─── DATASET EXTRACT ───

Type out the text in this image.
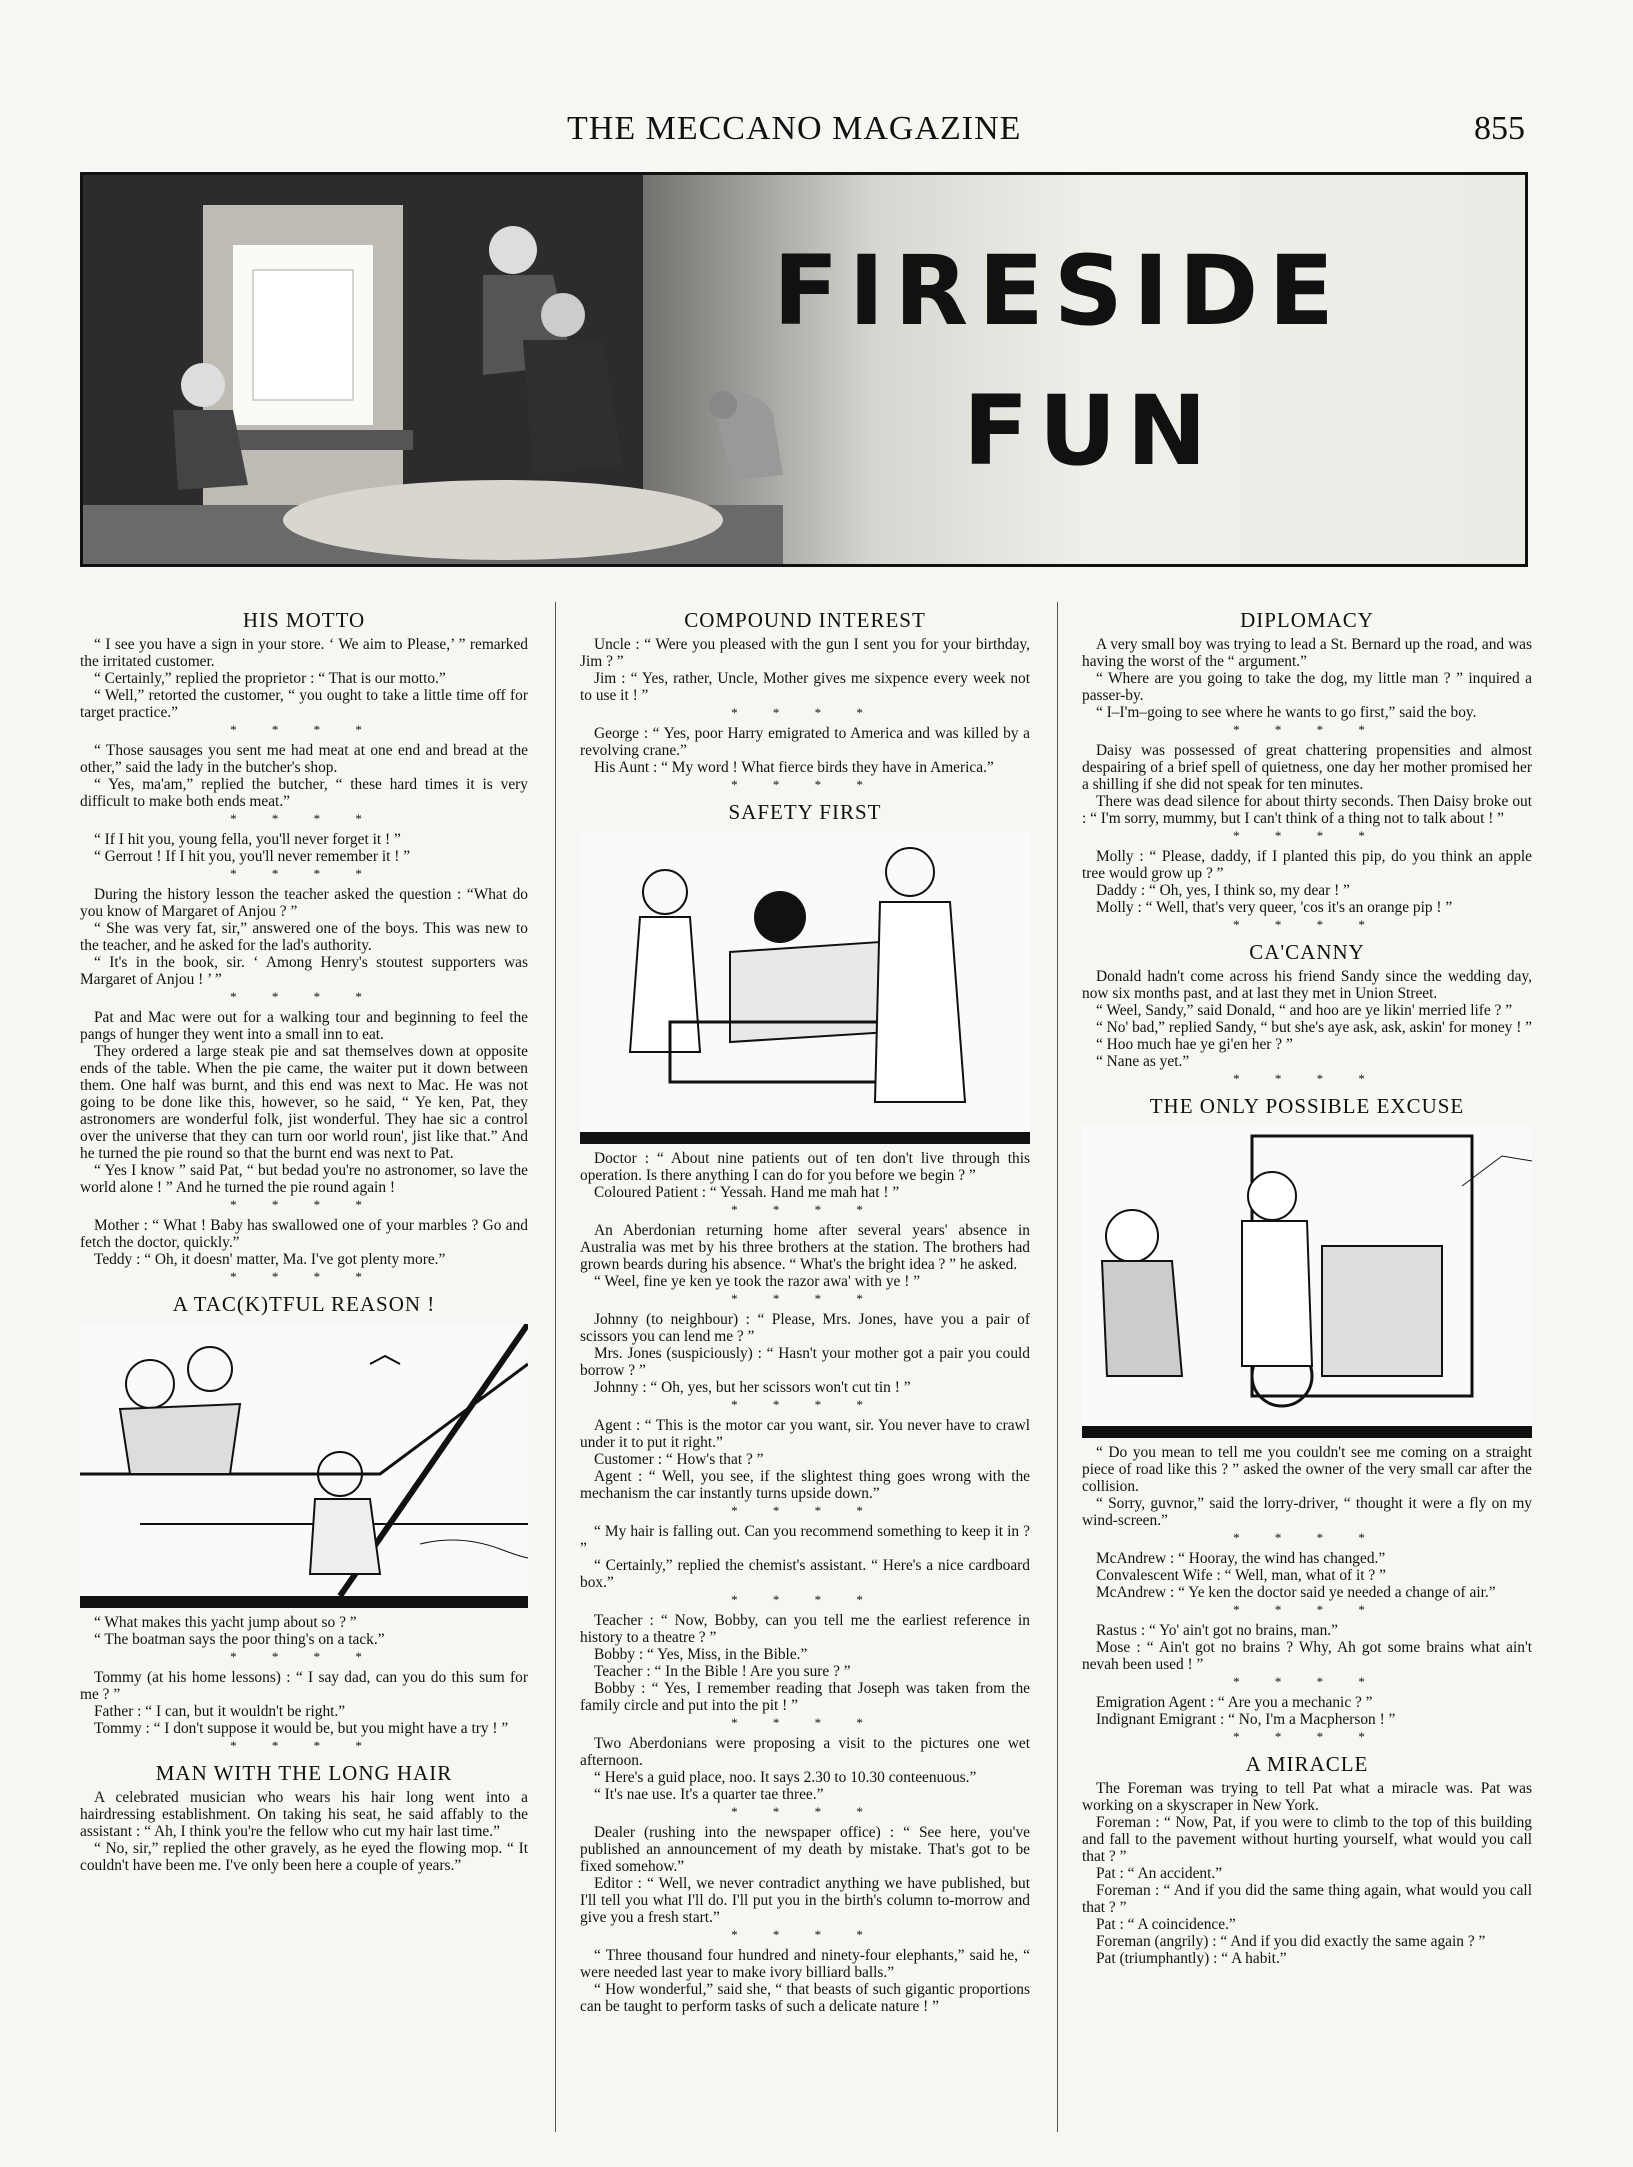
THE MECCANO MAGAZINE	855
FIRESIDE
FUN
HIS MOTTO

“ I see you have a sign in your store. ‘ We aim to Please,’ ” remarked the irritated customer.

“ Certainly,” replied the proprietor : “ That is our motto.”

“ Well,” retorted the customer, “ you ought to take a little time off for target practice.”

* * * *

“ Those sausages you sent me had meat at one end and bread at the other,” said the lady in the butcher's shop.

“ Yes, ma'am,” replied the butcher, “ these hard times it is very difficult to make both ends meat.”

* * * *

“ If I hit you, young fella, you'll never forget it ! ”

“ Gerrout ! If I hit you, you'll never remember it ! ”

* * * *

During the history lesson the teacher asked the question : “What do you know of Margaret of Anjou ? ”

“ She was very fat, sir,” answered one of the boys. This was new to the teacher, and he asked for the lad's authority.

“ It's in the book, sir. ‘ Among Henry's stoutest supporters was Margaret of Anjou ! ’ ”

* * * *

Pat and Mac were out for a walking tour and beginning to feel the pangs of hunger they went into a small inn to eat.

They ordered a large steak pie and sat themselves down at opposite ends of the table. When the pie came, the waiter put it down between them. One half was burnt, and this end was next to Mac. He was not going to be done like this, however, so he said, “ Ye ken, Pat, they astronomers are wonderful folk, jist wonderful. They hae sic a control over the universe that they can turn oor world roun', jist like that.” And he turned the pie round so that the burnt end was next to Pat.

“ Yes I know ” said Pat, “ but bedad you're no astronomer, so lave the world alone ! ” And he turned the pie round again !

* * * *

Mother : “ What ! Baby has swallowed one of your marbles ? Go and fetch the doctor, quickly.”

Teddy : “ Oh, it doesn' matter, Ma. I've got plenty more.”

* * * *
A TAC(K)TFUL REASON !

“ What makes this yacht jump about so ? ”

“ The boatman says the poor thing's on a tack.”

* * * *

Tommy (at his home lessons) : “ I say dad, can you do this sum for me ? ”

Father : “ I can, but it wouldn't be right.”

Tommy : “ I don't suppose it would be, but you might have a try ! ”

* * * *
MAN WITH THE LONG HAIR

A celebrated musician who wears his hair long went into a hairdressing establishment. On taking his seat, he said affably to the assistant : “ Ah, I think you're the fellow who cut my hair last time.”

“ No, sir,” replied the other gravely, as he eyed the flowing mop. “ It couldn't have been me. I've only been here a couple of years.”

COMPOUND INTEREST

Uncle : “ Were you pleased with the gun I sent you for your birthday, Jim ? ”

Jim : “ Yes, rather, Uncle, Mother gives me sixpence every week not to use it ! ”

* * * *

George : “ Yes, poor Harry emigrated to America and was killed by a revolving crane.”

His Aunt : “ My word ! What fierce birds they have in America.”

* * * *
SAFETY FIRST

Doctor : “ About nine patients out of ten don't live through this operation. Is there anything I can do for you before we begin ? ”

Coloured Patient : “ Yessah. Hand me mah hat ! ”

* * * *

An Aberdonian returning home after several years' absence in Australia was met by his three brothers at the station. The brothers had grown beards during his absence. “ What's the bright idea ? ” he asked.

“ Weel, fine ye ken ye took the razor awa' with ye ! ”

* * * *

Johnny (to neighbour) : “ Please, Mrs. Jones, have you a pair of scissors you can lend me ? ”

Mrs. Jones (suspiciously) : “ Hasn't your mother got a pair you could borrow ? ”

Johnny : “ Oh, yes, but her scissors won't cut tin ! ”

* * * *

Agent : “ This is the motor car you want, sir. You never have to crawl under it to put it right.”

Customer : “ How's that ? ”

Agent : “ Well, you see, if the slightest thing goes wrong with the mechanism the car instantly turns upside down.”

* * * *

“ My hair is falling out. Can you recommend something to keep it in ? ”

“ Certainly,” replied the chemist's assistant. “ Here's a nice cardboard box.”

* * * *

Teacher : “ Now, Bobby, can you tell me the earliest reference in history to a theatre ? ”

Bobby : “ Yes, Miss, in the Bible.”

Teacher : “ In the Bible ! Are you sure ? ”

Bobby : “ Yes, I remember reading that Joseph was taken from the family circle and put into the pit ! ”

* * * *

Two Aberdonians were proposing a visit to the pictures one wet afternoon.

“ Here's a guid place, noo. It says 2.30 to 10.30 conteenuous.”

“ It's nae use. It's a quarter tae three.”

* * * *

Dealer (rushing into the newspaper office) : “ See here, you've published an announcement of my death by mistake. That's got to be fixed somehow.”

Editor : “ Well, we never contradict anything we have published, but I'll tell you what I'll do. I'll put you in the birth's column to-morrow and give you a fresh start.”

* * * *

“ Three thousand four hundred and ninety-four elephants,” said he, “ were needed last year to make ivory billiard balls.”

“ How wonderful,” said she, “ that beasts of such gigantic proportions can be taught to perform tasks of such a delicate nature ! ”

DIPLOMACY

A very small boy was trying to lead a St. Bernard up the road, and was having the worst of the “ argument.”

“ Where are you going to take the dog, my little man ? ” inquired a passer-by.

“ I–I'm–going to see where he wants to go first,” said the boy.

* * * *

Daisy was possessed of great chattering propensities and almost despairing of a brief spell of quietness, one day her mother promised her a shilling if she did not speak for ten minutes.

There was dead silence for about thirty seconds. Then Daisy broke out : “ I'm sorry, mummy, but I can't think of a thing not to talk about ! ”

* * * *

Molly : “ Please, daddy, if I planted this pip, do you think an apple tree would grow up ? ”

Daddy : “ Oh, yes, I think so, my dear ! ”

Molly : “ Well, that's very queer, 'cos it's an orange pip ! ”

* * * *
CA'CANNY

Donald hadn't come across his friend Sandy since the wedding day, now six months past, and at last they met in Union Street.

“ Weel, Sandy,” said Donald, “ and hoo are ye likin' merried life ? ”

“ No' bad,” replied Sandy, “ but she's aye ask, ask, askin' for money ! ”

“ Hoo much hae ye gi'en her ? ”

“ Nane as yet.”

* * * *
THE ONLY POSSIBLE EXCUSE

“ Do you mean to tell me you couldn't see me coming on a straight piece of road like this ? ” asked the owner of the very small car after the collision.

“ Sorry, guvnor,” said the lorry-driver, “ thought it were a fly on my wind-screen.”

* * * *

McAndrew : “ Hooray, the wind has changed.”

Convalescent Wife : “ Well, man, what of it ? ”

McAndrew : “ Ye ken the doctor said ye needed a change of air.”

* * * *

Rastus : “ Yo' ain't got no brains, man.”

Mose : “ Ain't got no brains ? Why, Ah got some brains what ain't nevah been used ! ”

* * * *

Emigration Agent : “ Are you a mechanic ? ”

Indignant Emigrant : “ No, I'm a Macpherson ! ”

* * * *
A MIRACLE

The Foreman was trying to tell Pat what a miracle was. Pat was working on a skyscraper in New York.

Foreman : “ Now, Pat, if you were to climb to the top of this building and fall to the pavement without hurting yourself, what would you call that ? ”

Pat : “ An accident.”

Foreman : “ And if you did the same thing again, what would you call that ? ”

Pat : “ A coincidence.”

Foreman (angrily) : “ And if you did exactly the same again ? ”

Pat (triumphantly) : “ A habit.”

───

> [ACTIVITY]
Copy out all of the data word for word. Do not carry over any picture.

> [OUTPUT FOR THIS EXERCISE]
Type out the text in this image.
THE MECCANO MAGAZINE	855
FIRESIDE
FUN
HIS MOTTO

“ I see you have a sign in your store. ‘ We aim to Please,’ ” remarked the irritated customer.

“ Certainly,” replied the proprietor : “ That is our motto.”

“ Well,” retorted the customer, “ you ought to take a little time off for target practice.”

* * * *

“ Those sausages you sent me had meat at one end and bread at the other,” said the lady in the butcher's shop.

“ Yes, ma'am,” replied the butcher, “ these hard times it is very difficult to make both ends meat.”

* * * *

“ If I hit you, young fella, you'll never forget it ! ”

“ Gerrout ! If I hit you, you'll never remember it ! ”

* * * *

During the history lesson the teacher asked the question : “What do you know of Margaret of Anjou ? ”

“ She was very fat, sir,” answered one of the boys. This was new to the teacher, and he asked for the lad's authority.

“ It's in the book, sir. ‘ Among Henry's stoutest supporters was Margaret of Anjou ! ’ ”

* * * *

Pat and Mac were out for a walking tour and beginning to feel the pangs of hunger they went into a small inn to eat.

They ordered a large steak pie and sat themselves down at opposite ends of the table. When the pie came, the waiter put it down between them. One half was burnt, and this end was next to Mac. He was not going to be done like this, however, so he said, “ Ye ken, Pat, they astronomers are wonderful folk, jist wonderful. They hae sic a control over the universe that they can turn oor world roun', jist like that.” And he turned the pie round so that the burnt end was next to Pat.

“ Yes I know ” said Pat, “ but bedad you're no astronomer, so lave the world alone ! ” And he turned the pie round again !

* * * *

Mother : “ What ! Baby has swallowed one of your marbles ? Go and fetch the doctor, quickly.”

Teddy : “ Oh, it doesn' matter, Ma. I've got plenty more.”

* * * *
A TAC(K)TFUL REASON !

“ What makes this yacht jump about so ? ”

“ The boatman says the poor thing's on a tack.”

* * * *

Tommy (at his home lessons) : “ I say dad, can you do this sum for me ? ”

Father : “ I can, but it wouldn't be right.”

Tommy : “ I don't suppose it would be, but you might have a try ! ”

* * * *
MAN WITH THE LONG HAIR

A celebrated musician who wears his hair long went into a hairdressing establishment. On taking his seat, he said affably to the assistant : “ Ah, I think you're the fellow who cut my hair last time.”

“ No, sir,” replied the other gravely, as he eyed the flowing mop. “ It couldn't have been me. I've only been here a couple of years.”

COMPOUND INTEREST

Uncle : “ Were you pleased with the gun I sent you for your birthday, Jim ? ”

Jim : “ Yes, rather, Uncle, Mother gives me sixpence every week not to use it ! ”

* * * *

George : “ Yes, poor Harry emigrated to America and was killed by a revolving crane.”

His Aunt : “ My word ! What fierce birds they have in America.”

* * * *
SAFETY FIRST

Doctor : “ About nine patients out of ten don't live through this operation. Is there anything I can do for you before we begin ? ”

Coloured Patient : “ Yessah. Hand me mah hat ! ”

* * * *

An Aberdonian returning home after several years' absence in Australia was met by his three brothers at the station. The brothers had grown beards during his absence. “ What's the bright idea ? ” he asked.

“ Weel, fine ye ken ye took the razor awa' with ye ! ”

* * * *

Johnny (to neighbour) : “ Please, Mrs. Jones, have you a pair of scissors you can lend me ? ”

Mrs. Jones (suspiciously) : “ Hasn't your mother got a pair you could borrow ? ”

Johnny : “ Oh, yes, but her scissors won't cut tin ! ”

* * * *

Agent : “ This is the motor car you want, sir. You never have to crawl under it to put it right.”

Customer : “ How's that ? ”

Agent : “ Well, you see, if the slightest thing goes wrong with the mechanism the car instantly turns upside down.”

* * * *

“ My hair is falling out. Can you recommend something to keep it in ? ”

“ Certainly,” replied the chemist's assistant. “ Here's a nice cardboard box.”

* * * *

Teacher : “ Now, Bobby, can you tell me the earliest reference in history to a theatre ? ”

Bobby : “ Yes, Miss, in the Bible.”

Teacher : “ In the Bible ! Are you sure ? ”

Bobby : “ Yes, I remember reading that Joseph was taken from the family circle and put into the pit ! ”

* * * *

Two Aberdonians were proposing a visit to the pictures one wet afternoon.

“ Here's a guid place, noo. It says 2.30 to 10.30 conteenuous.”

“ It's nae use. It's a quarter tae three.”

* * * *

Dealer (rushing into the newspaper office) : “ See here, you've published an announcement of my death by mistake. That's got to be fixed somehow.”

Editor : “ Well, we never contradict anything we have published, but I'll tell you what I'll do. I'll put you in the birth's column to-morrow and give you a fresh start.”

* * * *

“ Three thousand four hundred and ninety-four elephants,” said he, “ were needed last year to make ivory billiard balls.”

“ How wonderful,” said she, “ that beasts of such gigantic proportions can be taught to perform tasks of such a delicate nature ! ”

DIPLOMACY

A very small boy was trying to lead a St. Bernard up the road, and was having the worst of the “ argument.”

“ Where are you going to take the dog, my little man ? ” inquired a passer-by.

“ I–I'm–going to see where he wants to go first,” said the boy.

* * * *

Daisy was possessed of great chattering propensities and almost despairing of a brief spell of quietness, one day her mother promised her a shilling if she did not speak for ten minutes.

There was dead silence for about thirty seconds. Then Daisy broke out : “ I'm sorry, mummy, but I can't think of a thing not to talk about ! ”

* * * *

Molly : “ Please, daddy, if I planted this pip, do you think an apple tree would grow up ? ”

Daddy : “ Oh, yes, I think so, my dear ! ”

Molly : “ Well, that's very queer, 'cos it's an orange pip ! ”

* * * *
CA'CANNY

Donald hadn't come across his friend Sandy since the wedding day, now six months past, and at last they met in Union Street.

“ Weel, Sandy,” said Donald, “ and hoo are ye likin' merried life ? ”

“ No' bad,” replied Sandy, “ but she's aye ask, ask, askin' for money ! ”

“ Hoo much hae ye gi'en her ? ”

“ Nane as yet.”

* * * *
THE ONLY POSSIBLE EXCUSE

“ Do you mean to tell me you couldn't see me coming on a straight piece of road like this ? ” asked the owner of the very small car after the collision.

“ Sorry, guvnor,” said the lorry-driver, “ thought it were a fly on my wind-screen.”

* * * *

McAndrew : “ Hooray, the wind has changed.”

Convalescent Wife : “ Well, man, what of it ? ”

McAndrew : “ Ye ken the doctor said ye needed a change of air.”

* * * *

Rastus : “ Yo' ain't got no brains, man.”

Mose : “ Ain't got no brains ? Why, Ah got some brains what ain't nevah been used ! ”

* * * *

Emigration Agent : “ Are you a mechanic ? ”

Indignant Emigrant : “ No, I'm a Macpherson ! ”

* * * *
A MIRACLE

The Foreman was trying to tell Pat what a miracle was. Pat was working on a skyscraper in New York.

Foreman : “ Now, Pat, if you were to climb to the top of this building and fall to the pavement without hurting yourself, what would you call that ? ”

Pat : “ An accident.”

Foreman : “ And if you did the same thing again, what would you call that ? ”

Pat : “ A coincidence.”

Foreman (angrily) : “ And if you did exactly the same again ? ”

Pat (triumphantly) : “ A habit.”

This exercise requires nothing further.